Exercise instructions: Pull every line that holds the word "Blue" from the entries.

+ + + + + + +

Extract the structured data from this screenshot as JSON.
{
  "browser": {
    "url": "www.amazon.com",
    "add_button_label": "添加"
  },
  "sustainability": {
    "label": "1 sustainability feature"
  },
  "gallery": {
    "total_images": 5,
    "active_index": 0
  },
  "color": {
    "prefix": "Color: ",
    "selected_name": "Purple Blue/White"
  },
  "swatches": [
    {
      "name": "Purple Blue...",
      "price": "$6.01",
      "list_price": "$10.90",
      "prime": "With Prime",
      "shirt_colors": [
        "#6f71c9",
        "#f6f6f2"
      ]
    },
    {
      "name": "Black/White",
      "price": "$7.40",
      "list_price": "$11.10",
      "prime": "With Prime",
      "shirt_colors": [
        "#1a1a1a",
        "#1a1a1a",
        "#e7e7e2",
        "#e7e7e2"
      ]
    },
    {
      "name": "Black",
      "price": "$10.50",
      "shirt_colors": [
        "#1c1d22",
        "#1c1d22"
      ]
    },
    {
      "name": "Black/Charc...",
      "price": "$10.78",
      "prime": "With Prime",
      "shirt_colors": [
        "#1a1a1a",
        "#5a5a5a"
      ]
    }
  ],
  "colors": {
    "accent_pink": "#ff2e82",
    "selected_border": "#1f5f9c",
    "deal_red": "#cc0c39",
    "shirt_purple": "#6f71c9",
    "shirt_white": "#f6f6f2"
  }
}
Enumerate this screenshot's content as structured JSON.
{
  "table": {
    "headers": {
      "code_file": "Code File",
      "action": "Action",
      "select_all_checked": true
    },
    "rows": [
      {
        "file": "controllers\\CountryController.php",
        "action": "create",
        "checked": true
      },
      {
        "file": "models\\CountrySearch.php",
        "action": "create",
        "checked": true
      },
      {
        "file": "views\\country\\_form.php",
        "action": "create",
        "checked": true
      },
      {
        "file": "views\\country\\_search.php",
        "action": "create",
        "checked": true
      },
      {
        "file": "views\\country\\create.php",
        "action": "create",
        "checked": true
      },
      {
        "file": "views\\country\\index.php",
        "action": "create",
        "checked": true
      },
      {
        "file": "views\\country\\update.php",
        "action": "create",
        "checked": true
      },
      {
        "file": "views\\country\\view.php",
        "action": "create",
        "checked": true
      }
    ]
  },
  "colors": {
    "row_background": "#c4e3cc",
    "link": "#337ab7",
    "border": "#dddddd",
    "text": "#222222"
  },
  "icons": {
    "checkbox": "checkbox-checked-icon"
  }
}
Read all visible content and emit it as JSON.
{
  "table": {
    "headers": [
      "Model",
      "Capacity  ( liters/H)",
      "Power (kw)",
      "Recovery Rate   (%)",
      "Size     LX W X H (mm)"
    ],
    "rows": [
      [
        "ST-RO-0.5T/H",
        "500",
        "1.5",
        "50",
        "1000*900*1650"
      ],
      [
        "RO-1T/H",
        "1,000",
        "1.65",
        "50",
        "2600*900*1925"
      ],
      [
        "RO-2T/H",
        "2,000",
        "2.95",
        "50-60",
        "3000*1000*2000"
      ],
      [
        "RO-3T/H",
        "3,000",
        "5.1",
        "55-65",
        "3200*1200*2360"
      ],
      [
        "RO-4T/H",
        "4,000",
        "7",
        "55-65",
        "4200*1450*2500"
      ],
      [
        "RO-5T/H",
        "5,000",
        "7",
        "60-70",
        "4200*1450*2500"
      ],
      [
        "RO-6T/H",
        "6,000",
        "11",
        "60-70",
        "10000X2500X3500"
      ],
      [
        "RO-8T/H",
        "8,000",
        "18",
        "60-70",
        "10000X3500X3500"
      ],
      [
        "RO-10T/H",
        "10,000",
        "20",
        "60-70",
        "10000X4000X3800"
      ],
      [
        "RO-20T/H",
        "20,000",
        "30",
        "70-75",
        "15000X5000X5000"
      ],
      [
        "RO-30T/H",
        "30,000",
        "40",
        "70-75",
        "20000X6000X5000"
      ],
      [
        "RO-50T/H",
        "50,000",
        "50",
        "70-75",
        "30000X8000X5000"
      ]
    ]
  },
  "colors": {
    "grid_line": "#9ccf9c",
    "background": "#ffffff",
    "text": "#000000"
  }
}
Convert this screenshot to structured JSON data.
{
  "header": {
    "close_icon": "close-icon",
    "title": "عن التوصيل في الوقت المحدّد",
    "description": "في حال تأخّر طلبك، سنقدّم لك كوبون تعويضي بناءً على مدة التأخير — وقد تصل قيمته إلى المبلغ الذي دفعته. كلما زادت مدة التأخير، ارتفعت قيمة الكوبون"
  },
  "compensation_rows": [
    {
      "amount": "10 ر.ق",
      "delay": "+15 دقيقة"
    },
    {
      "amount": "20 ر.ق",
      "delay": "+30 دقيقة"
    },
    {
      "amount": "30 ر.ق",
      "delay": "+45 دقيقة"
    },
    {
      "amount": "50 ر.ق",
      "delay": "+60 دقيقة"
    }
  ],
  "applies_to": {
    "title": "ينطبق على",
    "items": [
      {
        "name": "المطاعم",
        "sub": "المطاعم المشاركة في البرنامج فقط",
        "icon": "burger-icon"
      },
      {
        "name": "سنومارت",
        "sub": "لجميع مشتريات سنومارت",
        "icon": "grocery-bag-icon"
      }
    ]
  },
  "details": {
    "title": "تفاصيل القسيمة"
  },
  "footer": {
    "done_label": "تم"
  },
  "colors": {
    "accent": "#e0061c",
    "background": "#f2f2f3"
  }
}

+ + + + + + +

Worked answer:
    "selected_name": "Purple Blue/White"
      "name": "Purple Blue...",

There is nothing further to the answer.